> EXERCISE AIM
Gather every line in the records below that contains the word "clock".

* begin DATASET CONTENT *

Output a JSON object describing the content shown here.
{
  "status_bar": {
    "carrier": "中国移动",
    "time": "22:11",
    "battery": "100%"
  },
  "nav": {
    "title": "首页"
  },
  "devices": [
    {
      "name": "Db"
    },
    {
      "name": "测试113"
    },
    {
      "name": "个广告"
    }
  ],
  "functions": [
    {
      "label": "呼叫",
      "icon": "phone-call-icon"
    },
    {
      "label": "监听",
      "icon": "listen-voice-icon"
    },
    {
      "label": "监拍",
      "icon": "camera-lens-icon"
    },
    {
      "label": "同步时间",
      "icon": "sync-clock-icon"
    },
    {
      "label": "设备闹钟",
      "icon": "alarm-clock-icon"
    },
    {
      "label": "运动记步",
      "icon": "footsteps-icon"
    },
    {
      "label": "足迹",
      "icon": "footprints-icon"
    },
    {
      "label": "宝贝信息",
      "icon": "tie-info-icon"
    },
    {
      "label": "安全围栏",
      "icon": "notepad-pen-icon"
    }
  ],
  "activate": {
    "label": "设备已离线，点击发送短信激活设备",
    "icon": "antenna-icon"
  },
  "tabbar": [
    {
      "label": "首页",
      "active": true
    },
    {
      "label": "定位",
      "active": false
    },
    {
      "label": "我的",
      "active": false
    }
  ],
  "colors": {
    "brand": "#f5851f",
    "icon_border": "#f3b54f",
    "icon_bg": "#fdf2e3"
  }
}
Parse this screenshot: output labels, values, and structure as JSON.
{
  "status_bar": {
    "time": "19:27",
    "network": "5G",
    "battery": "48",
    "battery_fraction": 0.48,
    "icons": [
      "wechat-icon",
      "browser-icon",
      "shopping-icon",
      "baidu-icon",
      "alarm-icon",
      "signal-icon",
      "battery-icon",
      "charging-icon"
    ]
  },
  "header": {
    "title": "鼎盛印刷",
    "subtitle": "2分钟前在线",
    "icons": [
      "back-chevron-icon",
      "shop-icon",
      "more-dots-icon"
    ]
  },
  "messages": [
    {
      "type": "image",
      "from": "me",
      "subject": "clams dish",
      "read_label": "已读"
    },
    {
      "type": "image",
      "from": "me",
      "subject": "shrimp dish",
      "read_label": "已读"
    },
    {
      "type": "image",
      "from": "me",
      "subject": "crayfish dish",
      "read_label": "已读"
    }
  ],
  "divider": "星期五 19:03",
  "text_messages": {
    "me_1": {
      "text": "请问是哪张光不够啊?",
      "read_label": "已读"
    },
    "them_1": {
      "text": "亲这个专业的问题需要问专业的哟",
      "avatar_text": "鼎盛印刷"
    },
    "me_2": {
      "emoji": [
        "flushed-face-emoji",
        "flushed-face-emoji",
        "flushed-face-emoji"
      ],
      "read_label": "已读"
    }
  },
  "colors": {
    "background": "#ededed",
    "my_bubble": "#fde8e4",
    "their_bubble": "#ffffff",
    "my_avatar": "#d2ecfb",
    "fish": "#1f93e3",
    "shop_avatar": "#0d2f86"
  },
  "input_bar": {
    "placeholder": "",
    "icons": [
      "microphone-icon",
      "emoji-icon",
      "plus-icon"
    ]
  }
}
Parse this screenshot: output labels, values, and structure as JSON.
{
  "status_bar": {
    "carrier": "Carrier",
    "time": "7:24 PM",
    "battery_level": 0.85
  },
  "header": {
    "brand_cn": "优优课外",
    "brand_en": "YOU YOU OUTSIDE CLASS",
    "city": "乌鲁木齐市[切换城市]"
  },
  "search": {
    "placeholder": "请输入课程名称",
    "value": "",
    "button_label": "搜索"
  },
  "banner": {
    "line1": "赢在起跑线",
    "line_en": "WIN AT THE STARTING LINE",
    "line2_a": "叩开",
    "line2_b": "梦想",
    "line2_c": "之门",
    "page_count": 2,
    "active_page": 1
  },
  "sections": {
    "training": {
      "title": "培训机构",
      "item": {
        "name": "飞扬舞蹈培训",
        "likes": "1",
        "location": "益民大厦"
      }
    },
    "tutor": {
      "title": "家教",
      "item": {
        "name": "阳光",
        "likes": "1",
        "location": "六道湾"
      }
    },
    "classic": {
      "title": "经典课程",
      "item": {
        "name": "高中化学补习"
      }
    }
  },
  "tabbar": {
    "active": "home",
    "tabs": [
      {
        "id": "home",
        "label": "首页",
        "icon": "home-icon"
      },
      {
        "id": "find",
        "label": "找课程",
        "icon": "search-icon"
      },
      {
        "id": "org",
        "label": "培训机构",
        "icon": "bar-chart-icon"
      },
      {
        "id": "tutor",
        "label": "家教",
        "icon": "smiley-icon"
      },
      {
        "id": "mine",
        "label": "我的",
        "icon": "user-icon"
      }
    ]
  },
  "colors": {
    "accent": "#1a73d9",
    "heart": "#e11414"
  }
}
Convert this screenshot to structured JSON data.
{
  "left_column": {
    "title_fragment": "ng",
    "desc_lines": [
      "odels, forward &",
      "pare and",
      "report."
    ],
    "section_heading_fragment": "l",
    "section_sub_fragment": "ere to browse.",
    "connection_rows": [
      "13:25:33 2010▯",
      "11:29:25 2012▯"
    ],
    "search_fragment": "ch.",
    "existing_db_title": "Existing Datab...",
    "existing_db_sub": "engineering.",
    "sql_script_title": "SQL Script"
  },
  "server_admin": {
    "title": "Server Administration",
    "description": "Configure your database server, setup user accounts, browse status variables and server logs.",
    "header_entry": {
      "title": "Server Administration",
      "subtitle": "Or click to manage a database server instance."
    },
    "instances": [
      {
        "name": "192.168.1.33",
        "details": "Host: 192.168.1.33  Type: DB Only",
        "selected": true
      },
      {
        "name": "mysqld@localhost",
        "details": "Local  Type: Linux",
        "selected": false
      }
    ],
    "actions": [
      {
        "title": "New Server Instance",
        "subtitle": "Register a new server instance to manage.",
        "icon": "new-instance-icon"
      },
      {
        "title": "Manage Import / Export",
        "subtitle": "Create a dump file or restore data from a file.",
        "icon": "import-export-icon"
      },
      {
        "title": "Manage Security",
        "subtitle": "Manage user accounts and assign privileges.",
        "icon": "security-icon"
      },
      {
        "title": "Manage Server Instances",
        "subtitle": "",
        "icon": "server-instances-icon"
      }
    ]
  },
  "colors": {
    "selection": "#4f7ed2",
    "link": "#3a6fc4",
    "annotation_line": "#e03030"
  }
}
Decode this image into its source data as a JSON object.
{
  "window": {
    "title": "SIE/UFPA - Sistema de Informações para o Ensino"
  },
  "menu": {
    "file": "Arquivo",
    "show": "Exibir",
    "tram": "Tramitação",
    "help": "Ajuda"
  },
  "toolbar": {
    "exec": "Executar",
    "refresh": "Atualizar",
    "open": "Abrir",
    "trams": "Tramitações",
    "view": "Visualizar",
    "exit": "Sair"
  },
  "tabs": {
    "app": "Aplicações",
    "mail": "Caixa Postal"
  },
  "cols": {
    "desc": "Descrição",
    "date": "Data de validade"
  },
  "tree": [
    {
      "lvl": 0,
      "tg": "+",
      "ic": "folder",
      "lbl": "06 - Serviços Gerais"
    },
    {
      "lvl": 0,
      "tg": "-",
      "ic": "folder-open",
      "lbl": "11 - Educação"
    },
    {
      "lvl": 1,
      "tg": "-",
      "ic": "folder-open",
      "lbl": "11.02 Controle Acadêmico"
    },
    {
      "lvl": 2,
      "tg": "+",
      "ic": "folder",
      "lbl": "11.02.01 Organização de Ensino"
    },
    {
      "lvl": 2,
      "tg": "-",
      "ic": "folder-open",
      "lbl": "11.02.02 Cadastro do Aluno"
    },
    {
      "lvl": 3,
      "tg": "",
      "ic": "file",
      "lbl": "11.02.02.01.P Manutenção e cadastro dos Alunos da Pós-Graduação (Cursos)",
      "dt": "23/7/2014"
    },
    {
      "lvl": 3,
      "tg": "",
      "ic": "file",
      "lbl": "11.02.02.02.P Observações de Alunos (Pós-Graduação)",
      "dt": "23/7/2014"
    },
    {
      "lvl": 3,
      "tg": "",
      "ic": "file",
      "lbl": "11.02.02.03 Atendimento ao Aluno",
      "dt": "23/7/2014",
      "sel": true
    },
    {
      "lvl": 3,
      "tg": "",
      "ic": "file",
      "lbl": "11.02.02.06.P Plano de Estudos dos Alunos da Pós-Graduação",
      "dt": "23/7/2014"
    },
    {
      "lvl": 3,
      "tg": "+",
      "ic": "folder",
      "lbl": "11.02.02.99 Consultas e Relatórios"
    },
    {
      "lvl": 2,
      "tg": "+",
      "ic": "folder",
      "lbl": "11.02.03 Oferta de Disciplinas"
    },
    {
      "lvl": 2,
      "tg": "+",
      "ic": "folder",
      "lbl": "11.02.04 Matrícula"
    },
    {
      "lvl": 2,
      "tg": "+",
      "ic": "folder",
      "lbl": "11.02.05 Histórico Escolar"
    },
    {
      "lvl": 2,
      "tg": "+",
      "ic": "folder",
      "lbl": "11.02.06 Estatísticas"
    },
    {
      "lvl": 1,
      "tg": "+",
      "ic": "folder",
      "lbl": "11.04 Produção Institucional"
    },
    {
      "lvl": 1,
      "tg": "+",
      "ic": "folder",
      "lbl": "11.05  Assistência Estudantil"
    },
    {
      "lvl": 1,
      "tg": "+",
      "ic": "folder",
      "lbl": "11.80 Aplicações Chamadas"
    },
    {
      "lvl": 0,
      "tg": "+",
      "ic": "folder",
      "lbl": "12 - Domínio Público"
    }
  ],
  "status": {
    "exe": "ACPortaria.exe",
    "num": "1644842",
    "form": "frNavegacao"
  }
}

* end DATASET CONTENT *

> EXERCISE RESULT
      "icon": "sync-clock-icon"
      "icon": "alarm-clock-icon"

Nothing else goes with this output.